Your instructions:
Make a verbatim copy of the entries below; pictures stay out.

Records for this task:
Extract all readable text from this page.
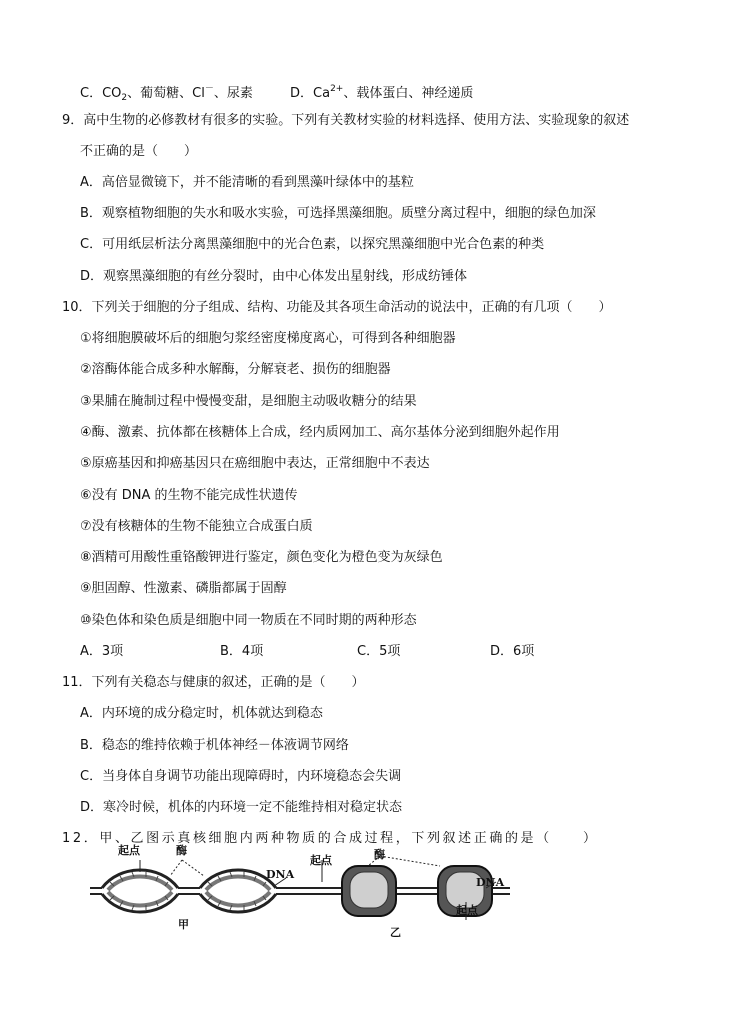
C．$CO_2$、葡萄糖、Cl－、尿素	D．$Ca^{2+}$、载体蛋白、神经递质
9．高中生物的必修教材有很多的实验。下列有关教材实验的材料选择、使用方法、实验现象的叙述
不正确的是（　　）
A．高倍显微镜下，并不能清晰的看到黑藻叶绿体中的基粒
B．观察植物细胞的失水和吸水实验，可选择黑藻细胞。质壁分离过程中，细胞的绿色加深
C．可用纸层析法分离黑藻细胞中的光合色素，以探究黑藻细胞中光合色素的种类
D．观察黑藻细胞的有丝分裂时，由中心体发出星射线，形成纺锤体
10．下列关于细胞的分子组成、结构、功能及其各项生命活动的说法中，正确的有几项（　　）
①将细胞膜破坏后的细胞匀浆经密度梯度离心，可得到各种细胞器
②溶酶体能合成多种水解酶，分解衰老、损伤的细胞器
③果脯在腌制过程中慢慢变甜，是细胞主动吸收糖分的结果
④酶、激素、抗体都在核糖体上合成，经内质网加工、高尔基体分泌到细胞外起作用
⑤原癌基因和抑癌基因只在癌细胞中表达，正常细胞中不表达
⑥没有 DNA 的生物不能完成性状遗传
⑦没有核糖体的生物不能独立合成蛋白质
⑧酒精可用酸性重铬酸钾进行鉴定，颜色变化为橙色变为灰绿色
⑨胆固醇、性激素、磷脂都属于固醇
⑩染色体和染色质是细胞中同一物质在不同时期的两种形态
A．3项	B．4项	C．5项	D．6项
11．下列有关稳态与健康的叙述，正确的是（　　）
A．内环境的成分稳定时，机体就达到稳态
B．稳态的维持依赖于机体神经－体液调节网络
C．当身体自身调节功能出现障碍时，内环境稳态会失调
D．寒冷时候，机体的内环境一定不能维持相对稳定状态
12．甲、乙图示真核细胞内两种物质的合成过程，下列叙述正确的是（　　）
起点	酶
DNA
甲
起点	酶
DNA
起点
乙
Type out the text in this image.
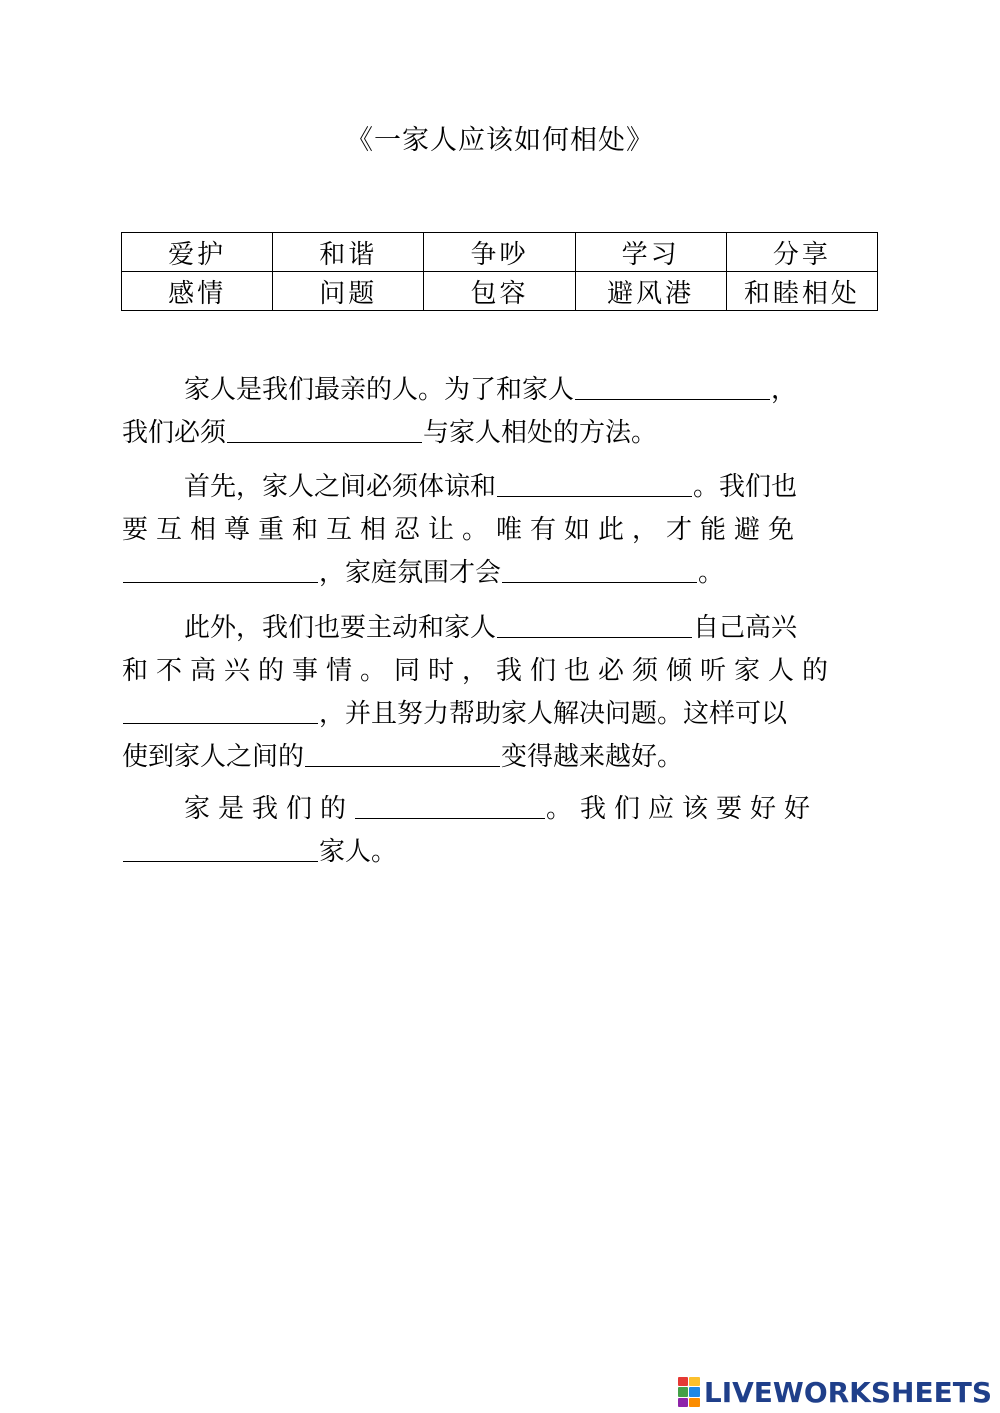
《一家人应该如何相处》
爱护	和谐	争吵	学习	分享
感情	问题	包容	避风港	和睦相处
家人是我们最亲的人。为了和家人	，
我们必须	与家人相处的方法。
首先，家人之间必须体谅和	。我们也
要互相尊重和互相忍让。唯有如此，才能避免
，家庭氛围才会	。
此外，我们也要主动和家人	自己高兴
和不高兴的事情。同时，我们也必须倾听家人的
，并且努力帮助家人解决问题。这样可以
使到家人之间的	变得越来越好。
家是我们的	。我们应该要好好
家人。
LIVEWORKSHEETS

Answer to this problem:
Extract all readable text from this page.
C．$CO_2$、葡萄糖、Cl－、尿素	D．$Ca^{2+}$、载体蛋白、神经递质
9．高中生物的必修教材有很多的实验。下列有关教材实验的材料选择、使用方法、实验现象的叙述
不正确的是（　　）
A．高倍显微镜下，并不能清晰的看到黑藻叶绿体中的基粒
B．观察植物细胞的失水和吸水实验，可选择黑藻细胞。质壁分离过程中，细胞的绿色加深
C．可用纸层析法分离黑藻细胞中的光合色素，以探究黑藻细胞中光合色素的种类
D．观察黑藻细胞的有丝分裂时，由中心体发出星射线，形成纺锤体
10．下列关于细胞的分子组成、结构、功能及其各项生命活动的说法中，正确的有几项（　　）
①将细胞膜破坏后的细胞匀浆经密度梯度离心，可得到各种细胞器
②溶酶体能合成多种水解酶，分解衰老、损伤的细胞器
③果脯在腌制过程中慢慢变甜，是细胞主动吸收糖分的结果
④酶、激素、抗体都在核糖体上合成，经内质网加工、高尔基体分泌到细胞外起作用
⑤原癌基因和抑癌基因只在癌细胞中表达，正常细胞中不表达
⑥没有 DNA 的生物不能完成性状遗传
⑦没有核糖体的生物不能独立合成蛋白质
⑧酒精可用酸性重铬酸钾进行鉴定，颜色变化为橙色变为灰绿色
⑨胆固醇、性激素、磷脂都属于固醇
⑩染色体和染色质是细胞中同一物质在不同时期的两种形态
A．3项	B．4项	C．5项	D．6项
11．下列有关稳态与健康的叙述，正确的是（　　）
A．内环境的成分稳定时，机体就达到稳态
B．稳态的维持依赖于机体神经－体液调节网络
C．当身体自身调节功能出现障碍时，内环境稳态会失调
D．寒冷时候，机体的内环境一定不能维持相对稳定状态
12．甲、乙图示真核细胞内两种物质的合成过程，下列叙述正确的是（　　）
起点	酶
DNA
甲
起点	酶
DNA
起点
乙
Type out the text in this image.
《一家人应该如何相处》
爱护	和谐	争吵	学习	分享
感情	问题	包容	避风港	和睦相处
家人是我们最亲的人。为了和家人	，
我们必须	与家人相处的方法。
首先，家人之间必须体谅和	。我们也
要互相尊重和互相忍让。唯有如此，才能避免
，家庭氛围才会	。
此外，我们也要主动和家人	自己高兴
和不高兴的事情。同时，我们也必须倾听家人的
，并且努力帮助家人解决问题。这样可以
使到家人之间的	变得越来越好。
家是我们的	。我们应该要好好
家人。
LIVEWORKSHEETS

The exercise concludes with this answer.